_Input records_
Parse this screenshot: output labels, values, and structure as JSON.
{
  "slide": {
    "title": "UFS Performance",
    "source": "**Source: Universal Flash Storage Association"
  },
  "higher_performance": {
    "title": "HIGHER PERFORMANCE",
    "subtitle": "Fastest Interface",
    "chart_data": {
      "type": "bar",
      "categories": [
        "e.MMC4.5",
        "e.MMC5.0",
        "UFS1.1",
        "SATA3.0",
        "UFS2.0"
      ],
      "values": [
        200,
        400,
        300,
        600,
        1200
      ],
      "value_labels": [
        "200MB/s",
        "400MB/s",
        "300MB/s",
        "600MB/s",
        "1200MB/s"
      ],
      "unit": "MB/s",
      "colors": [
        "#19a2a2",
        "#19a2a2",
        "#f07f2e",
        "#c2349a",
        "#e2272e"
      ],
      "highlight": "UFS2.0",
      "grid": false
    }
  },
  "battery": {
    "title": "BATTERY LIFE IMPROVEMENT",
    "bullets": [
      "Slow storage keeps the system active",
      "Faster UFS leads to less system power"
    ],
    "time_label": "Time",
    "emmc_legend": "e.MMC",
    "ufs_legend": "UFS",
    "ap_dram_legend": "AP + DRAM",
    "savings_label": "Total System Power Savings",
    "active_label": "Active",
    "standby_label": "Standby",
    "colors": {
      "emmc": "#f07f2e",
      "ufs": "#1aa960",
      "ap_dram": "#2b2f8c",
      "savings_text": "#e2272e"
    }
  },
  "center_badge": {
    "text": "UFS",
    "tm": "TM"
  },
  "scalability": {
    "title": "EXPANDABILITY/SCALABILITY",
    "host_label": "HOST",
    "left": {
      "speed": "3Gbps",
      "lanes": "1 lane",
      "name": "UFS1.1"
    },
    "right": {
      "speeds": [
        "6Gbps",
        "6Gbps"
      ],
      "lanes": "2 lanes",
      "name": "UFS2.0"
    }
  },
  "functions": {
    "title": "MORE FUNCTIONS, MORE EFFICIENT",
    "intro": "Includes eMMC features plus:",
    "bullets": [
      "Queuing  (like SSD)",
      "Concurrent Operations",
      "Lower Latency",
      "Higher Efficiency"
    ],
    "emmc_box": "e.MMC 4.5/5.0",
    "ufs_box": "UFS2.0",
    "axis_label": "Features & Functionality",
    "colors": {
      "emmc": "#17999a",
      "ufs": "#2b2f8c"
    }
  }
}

_Your goal_
Give back the data above exactly as it appears.

_Reply to the exercise_
Parse this screenshot: output labels, values, and structure as JSON.
{
  "slide": {
    "title": "UFS Performance",
    "source": "**Source: Universal Flash Storage Association"
  },
  "higher_performance": {
    "title": "HIGHER PERFORMANCE",
    "subtitle": "Fastest Interface",
    "chart_data": {
      "type": "bar",
      "categories": [
        "e.MMC4.5",
        "e.MMC5.0",
        "UFS1.1",
        "SATA3.0",
        "UFS2.0"
      ],
      "values": [
        200,
        400,
        300,
        600,
        1200
      ],
      "value_labels": [
        "200MB/s",
        "400MB/s",
        "300MB/s",
        "600MB/s",
        "1200MB/s"
      ],
      "unit": "MB/s",
      "colors": [
        "#19a2a2",
        "#19a2a2",
        "#f07f2e",
        "#c2349a",
        "#e2272e"
      ],
      "highlight": "UFS2.0",
      "grid": false
    }
  },
  "battery": {
    "title": "BATTERY LIFE IMPROVEMENT",
    "bullets": [
      "Slow storage keeps the system active",
      "Faster UFS leads to less system power"
    ],
    "time_label": "Time",
    "emmc_legend": "e.MMC",
    "ufs_legend": "UFS",
    "ap_dram_legend": "AP + DRAM",
    "savings_label": "Total System Power Savings",
    "active_label": "Active",
    "standby_label": "Standby",
    "colors": {
      "emmc": "#f07f2e",
      "ufs": "#1aa960",
      "ap_dram": "#2b2f8c",
      "savings_text": "#e2272e"
    }
  },
  "center_badge": {
    "text": "UFS",
    "tm": "TM"
  },
  "scalability": {
    "title": "EXPANDABILITY/SCALABILITY",
    "host_label": "HOST",
    "left": {
      "speed": "3Gbps",
      "lanes": "1 lane",
      "name": "UFS1.1"
    },
    "right": {
      "speeds": [
        "6Gbps",
        "6Gbps"
      ],
      "lanes": "2 lanes",
      "name": "UFS2.0"
    }
  },
  "functions": {
    "title": "MORE FUNCTIONS, MORE EFFICIENT",
    "intro": "Includes eMMC features plus:",
    "bullets": [
      "Queuing  (like SSD)",
      "Concurrent Operations",
      "Lower Latency",
      "Higher Efficiency"
    ],
    "emmc_box": "e.MMC 4.5/5.0",
    "ufs_box": "UFS2.0",
    "axis_label": "Features & Functionality",
    "colors": {
      "emmc": "#17999a",
      "ufs": "#2b2f8c"
    }
  }
}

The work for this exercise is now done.